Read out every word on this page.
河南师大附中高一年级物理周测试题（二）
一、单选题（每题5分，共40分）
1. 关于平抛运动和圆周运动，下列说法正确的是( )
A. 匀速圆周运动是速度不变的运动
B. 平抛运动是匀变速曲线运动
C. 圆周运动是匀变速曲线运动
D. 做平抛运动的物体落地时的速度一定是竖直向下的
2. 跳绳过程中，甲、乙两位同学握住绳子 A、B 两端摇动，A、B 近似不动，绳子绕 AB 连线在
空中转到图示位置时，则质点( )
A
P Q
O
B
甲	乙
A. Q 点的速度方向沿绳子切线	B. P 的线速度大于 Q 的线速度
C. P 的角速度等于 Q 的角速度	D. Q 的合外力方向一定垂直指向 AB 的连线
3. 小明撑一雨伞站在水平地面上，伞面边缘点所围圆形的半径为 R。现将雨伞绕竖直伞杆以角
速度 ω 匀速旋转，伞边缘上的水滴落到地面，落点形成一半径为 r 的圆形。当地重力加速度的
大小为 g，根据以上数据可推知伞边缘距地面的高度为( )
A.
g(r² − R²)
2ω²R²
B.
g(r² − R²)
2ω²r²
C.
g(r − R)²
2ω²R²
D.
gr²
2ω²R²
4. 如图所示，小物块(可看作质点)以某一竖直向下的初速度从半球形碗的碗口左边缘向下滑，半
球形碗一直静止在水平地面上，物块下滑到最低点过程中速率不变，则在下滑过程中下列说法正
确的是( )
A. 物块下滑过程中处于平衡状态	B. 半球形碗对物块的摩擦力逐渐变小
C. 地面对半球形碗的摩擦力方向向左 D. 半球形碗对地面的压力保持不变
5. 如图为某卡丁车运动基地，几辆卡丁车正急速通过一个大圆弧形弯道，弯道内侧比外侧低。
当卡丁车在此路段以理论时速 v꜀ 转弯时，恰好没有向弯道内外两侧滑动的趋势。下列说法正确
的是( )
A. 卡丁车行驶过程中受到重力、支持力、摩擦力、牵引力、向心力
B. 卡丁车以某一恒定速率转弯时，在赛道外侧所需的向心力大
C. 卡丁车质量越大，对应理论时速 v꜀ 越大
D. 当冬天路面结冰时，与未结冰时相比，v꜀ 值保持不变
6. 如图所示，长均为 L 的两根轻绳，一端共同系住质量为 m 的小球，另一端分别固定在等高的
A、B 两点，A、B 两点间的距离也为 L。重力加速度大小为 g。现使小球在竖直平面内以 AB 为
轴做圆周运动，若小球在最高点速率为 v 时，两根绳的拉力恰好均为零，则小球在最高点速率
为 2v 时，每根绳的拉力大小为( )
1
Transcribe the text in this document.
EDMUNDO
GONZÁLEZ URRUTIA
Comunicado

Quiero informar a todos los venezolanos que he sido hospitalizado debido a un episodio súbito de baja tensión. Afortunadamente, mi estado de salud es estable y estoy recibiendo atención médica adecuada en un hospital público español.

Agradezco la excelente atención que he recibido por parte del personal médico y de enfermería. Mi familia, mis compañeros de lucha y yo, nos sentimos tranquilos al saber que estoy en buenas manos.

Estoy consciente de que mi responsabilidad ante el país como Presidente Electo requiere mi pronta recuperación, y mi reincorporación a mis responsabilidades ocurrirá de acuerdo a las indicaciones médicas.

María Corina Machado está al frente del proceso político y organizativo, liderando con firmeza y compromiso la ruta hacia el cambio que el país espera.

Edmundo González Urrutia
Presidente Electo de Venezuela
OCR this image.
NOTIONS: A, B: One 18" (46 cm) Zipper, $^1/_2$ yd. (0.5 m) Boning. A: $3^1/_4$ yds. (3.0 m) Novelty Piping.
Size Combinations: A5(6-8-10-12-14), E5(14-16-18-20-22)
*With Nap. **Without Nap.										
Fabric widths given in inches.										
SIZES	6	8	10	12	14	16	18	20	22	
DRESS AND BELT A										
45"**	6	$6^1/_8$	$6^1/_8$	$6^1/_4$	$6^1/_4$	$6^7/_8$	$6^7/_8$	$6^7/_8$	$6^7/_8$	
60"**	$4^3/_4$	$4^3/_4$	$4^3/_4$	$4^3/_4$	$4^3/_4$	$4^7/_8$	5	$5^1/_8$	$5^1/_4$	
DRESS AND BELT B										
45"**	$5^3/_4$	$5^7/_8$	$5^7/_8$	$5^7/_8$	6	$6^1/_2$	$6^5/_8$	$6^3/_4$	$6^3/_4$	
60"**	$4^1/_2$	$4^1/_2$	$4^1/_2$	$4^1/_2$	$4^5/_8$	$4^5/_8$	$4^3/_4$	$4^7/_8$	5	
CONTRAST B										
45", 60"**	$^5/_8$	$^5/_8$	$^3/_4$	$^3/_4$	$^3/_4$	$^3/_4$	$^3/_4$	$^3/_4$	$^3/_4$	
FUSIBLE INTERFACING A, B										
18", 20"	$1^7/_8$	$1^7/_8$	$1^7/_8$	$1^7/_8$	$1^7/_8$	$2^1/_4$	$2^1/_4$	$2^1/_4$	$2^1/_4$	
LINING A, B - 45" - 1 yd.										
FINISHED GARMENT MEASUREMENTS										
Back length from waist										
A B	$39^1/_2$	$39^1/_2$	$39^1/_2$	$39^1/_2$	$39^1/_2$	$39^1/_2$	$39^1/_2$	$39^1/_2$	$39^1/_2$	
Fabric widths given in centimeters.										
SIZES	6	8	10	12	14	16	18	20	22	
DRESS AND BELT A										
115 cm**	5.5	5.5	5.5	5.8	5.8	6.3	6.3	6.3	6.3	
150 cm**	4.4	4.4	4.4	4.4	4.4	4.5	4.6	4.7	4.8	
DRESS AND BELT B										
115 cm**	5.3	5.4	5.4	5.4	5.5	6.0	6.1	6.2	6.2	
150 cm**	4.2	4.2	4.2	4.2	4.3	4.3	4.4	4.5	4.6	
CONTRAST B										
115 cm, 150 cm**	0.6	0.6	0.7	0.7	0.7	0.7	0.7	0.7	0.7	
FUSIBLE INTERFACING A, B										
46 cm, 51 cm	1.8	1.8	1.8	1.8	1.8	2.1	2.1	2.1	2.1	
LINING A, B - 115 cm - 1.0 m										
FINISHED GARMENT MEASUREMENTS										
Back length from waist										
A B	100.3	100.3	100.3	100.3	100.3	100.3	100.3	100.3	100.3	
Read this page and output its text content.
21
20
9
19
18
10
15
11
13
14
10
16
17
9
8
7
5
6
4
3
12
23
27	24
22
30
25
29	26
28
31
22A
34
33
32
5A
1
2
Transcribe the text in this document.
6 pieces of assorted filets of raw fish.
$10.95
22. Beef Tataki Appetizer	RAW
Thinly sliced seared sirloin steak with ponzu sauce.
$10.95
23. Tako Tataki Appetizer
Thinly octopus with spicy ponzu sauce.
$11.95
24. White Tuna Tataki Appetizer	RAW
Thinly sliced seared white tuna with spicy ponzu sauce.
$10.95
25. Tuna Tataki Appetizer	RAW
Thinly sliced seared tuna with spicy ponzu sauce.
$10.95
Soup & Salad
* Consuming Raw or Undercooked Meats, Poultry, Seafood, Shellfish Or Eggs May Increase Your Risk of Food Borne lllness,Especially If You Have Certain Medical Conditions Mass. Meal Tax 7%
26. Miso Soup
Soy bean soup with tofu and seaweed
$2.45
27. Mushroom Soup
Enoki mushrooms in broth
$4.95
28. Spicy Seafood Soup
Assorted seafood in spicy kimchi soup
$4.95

——

Exercise prompt: Examine the records and pull out every line where the string "Thinly" occurs.

Answer in full:
Thinly sliced seared sirloin steak with ponzu sauce.
Thinly octopus with spicy ponzu sauce.
Thinly sliced seared white tuna with spicy ponzu sauce.
Thinly sliced seared tuna with spicy ponzu sauce.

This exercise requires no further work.